(Data listing)
####################

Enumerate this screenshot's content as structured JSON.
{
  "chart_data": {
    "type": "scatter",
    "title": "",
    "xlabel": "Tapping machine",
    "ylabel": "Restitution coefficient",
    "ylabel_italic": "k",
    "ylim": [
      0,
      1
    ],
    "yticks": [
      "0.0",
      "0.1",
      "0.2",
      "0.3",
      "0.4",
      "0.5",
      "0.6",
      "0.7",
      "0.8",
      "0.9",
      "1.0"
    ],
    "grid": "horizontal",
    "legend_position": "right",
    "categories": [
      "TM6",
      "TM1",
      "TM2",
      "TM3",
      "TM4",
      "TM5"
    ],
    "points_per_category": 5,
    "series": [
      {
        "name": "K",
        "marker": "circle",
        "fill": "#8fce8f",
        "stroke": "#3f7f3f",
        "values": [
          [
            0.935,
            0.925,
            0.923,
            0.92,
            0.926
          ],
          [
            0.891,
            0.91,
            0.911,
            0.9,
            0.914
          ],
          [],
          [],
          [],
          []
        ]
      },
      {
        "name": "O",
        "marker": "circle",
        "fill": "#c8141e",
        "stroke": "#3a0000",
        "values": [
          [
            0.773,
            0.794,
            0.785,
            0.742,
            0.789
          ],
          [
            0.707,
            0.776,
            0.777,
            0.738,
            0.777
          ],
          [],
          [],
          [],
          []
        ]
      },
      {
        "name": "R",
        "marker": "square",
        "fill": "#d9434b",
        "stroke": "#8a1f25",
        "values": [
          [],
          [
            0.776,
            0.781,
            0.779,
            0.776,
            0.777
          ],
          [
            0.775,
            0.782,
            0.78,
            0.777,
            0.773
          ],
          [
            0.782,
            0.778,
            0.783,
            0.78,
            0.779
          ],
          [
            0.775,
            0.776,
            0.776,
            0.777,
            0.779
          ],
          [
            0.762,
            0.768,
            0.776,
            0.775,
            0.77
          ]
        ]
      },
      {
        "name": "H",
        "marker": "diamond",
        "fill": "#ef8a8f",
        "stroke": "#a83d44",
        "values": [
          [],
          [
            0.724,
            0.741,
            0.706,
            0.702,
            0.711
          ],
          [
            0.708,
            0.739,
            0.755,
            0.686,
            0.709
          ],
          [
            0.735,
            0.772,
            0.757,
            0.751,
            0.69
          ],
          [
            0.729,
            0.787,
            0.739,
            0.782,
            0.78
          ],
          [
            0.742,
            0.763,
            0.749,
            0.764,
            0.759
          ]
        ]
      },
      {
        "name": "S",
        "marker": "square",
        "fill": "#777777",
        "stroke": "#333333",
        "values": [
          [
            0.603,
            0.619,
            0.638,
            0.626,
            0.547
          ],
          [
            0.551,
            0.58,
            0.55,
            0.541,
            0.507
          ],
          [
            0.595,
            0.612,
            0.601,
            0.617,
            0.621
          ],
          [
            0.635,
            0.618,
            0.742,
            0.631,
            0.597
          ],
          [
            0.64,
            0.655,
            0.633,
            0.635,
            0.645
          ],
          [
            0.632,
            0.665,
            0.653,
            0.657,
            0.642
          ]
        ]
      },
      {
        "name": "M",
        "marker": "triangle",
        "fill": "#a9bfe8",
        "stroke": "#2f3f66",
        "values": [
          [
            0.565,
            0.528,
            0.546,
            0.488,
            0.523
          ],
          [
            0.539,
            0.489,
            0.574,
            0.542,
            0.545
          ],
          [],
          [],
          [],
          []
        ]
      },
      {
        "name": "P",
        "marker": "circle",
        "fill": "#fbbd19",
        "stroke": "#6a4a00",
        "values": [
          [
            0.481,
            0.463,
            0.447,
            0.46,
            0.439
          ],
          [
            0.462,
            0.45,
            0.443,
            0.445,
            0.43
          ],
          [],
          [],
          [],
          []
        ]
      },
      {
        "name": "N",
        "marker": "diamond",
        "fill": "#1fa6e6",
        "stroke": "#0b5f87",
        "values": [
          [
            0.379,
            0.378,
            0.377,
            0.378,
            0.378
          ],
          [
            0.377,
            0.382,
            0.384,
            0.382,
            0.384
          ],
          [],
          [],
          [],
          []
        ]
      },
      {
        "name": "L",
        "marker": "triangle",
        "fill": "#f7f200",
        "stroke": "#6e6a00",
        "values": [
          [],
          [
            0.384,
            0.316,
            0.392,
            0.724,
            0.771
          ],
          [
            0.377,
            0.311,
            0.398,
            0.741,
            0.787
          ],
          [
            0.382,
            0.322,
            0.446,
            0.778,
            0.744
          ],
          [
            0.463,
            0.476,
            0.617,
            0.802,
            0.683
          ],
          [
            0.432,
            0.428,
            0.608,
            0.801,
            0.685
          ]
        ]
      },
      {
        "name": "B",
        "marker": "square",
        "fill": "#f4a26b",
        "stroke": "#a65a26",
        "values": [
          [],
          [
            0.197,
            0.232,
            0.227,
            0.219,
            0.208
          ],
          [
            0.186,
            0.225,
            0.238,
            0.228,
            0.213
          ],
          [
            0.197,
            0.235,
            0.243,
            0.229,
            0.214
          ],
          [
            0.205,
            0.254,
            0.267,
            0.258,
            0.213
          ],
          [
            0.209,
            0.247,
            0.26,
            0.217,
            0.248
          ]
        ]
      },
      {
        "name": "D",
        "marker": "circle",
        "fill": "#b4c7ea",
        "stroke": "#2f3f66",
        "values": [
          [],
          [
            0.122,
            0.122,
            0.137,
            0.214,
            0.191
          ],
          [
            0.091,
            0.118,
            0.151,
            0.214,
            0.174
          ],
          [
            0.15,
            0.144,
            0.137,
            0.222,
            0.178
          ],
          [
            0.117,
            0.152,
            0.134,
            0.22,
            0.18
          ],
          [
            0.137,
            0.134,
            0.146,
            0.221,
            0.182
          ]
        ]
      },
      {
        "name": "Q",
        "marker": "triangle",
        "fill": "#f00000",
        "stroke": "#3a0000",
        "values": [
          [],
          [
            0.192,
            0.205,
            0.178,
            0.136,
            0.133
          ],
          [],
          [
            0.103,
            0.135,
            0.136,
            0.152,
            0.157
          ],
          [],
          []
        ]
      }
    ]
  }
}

####################

Extract all lines containing the word "fill".

EXERCISE RESULT:
        "fill": "#8fce8f",
        "fill": "#c8141e",
        "fill": "#d9434b",
        "fill": "#ef8a8f",
        "fill": "#777777",
        "fill": "#a9bfe8",
        "fill": "#fbbd19",
        "fill": "#1fa6e6",
        "fill": "#f7f200",
        "fill": "#f4a26b",
        "fill": "#b4c7ea",
        "fill": "#f00000",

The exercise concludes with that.